* Required work *
Read the entries below and pull out each line with the string "text".
=== Data in this exercise ===
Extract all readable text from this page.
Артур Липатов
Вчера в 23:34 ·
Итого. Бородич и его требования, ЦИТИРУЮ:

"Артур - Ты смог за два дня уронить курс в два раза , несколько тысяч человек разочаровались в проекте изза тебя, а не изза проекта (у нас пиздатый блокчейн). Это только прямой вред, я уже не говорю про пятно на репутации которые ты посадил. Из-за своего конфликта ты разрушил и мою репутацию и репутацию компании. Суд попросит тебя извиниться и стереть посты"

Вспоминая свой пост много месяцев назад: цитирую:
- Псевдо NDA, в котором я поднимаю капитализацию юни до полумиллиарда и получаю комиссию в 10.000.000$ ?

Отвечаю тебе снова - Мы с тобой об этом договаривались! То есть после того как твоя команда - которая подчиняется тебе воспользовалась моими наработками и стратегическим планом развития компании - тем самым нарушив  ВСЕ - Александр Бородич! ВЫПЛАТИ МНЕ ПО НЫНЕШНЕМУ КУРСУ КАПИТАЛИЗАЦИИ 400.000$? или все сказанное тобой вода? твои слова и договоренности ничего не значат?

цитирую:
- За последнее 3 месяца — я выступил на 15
===
=== Data in this exercise ===
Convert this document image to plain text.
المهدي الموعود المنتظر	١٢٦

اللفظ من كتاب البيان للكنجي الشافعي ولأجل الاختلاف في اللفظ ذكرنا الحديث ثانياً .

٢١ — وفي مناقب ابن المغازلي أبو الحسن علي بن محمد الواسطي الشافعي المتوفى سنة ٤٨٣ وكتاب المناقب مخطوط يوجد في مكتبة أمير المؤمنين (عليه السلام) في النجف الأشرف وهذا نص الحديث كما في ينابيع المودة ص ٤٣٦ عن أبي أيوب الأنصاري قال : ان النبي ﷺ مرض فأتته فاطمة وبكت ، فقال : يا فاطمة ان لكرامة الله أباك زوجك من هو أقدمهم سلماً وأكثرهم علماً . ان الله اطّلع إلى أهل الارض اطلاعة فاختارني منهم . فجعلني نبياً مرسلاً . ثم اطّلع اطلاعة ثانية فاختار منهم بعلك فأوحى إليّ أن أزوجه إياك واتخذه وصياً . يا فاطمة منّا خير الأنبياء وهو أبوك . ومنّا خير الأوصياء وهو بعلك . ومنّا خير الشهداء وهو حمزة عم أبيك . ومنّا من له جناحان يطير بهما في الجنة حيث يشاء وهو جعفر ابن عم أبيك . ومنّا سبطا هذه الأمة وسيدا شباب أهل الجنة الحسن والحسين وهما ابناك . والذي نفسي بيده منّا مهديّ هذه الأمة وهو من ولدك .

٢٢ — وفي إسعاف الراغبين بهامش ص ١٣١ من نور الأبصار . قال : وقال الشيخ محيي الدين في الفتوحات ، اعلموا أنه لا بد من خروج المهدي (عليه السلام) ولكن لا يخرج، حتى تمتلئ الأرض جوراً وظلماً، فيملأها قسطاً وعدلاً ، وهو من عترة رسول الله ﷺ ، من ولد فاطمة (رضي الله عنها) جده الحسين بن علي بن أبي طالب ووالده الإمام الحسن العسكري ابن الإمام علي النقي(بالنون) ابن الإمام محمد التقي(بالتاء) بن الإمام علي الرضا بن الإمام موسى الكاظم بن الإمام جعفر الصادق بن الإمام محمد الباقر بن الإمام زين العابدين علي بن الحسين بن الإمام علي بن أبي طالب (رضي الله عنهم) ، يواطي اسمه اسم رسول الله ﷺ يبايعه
===
* The answer *
Extract all readable text from this page.
Convert this document image to plain text.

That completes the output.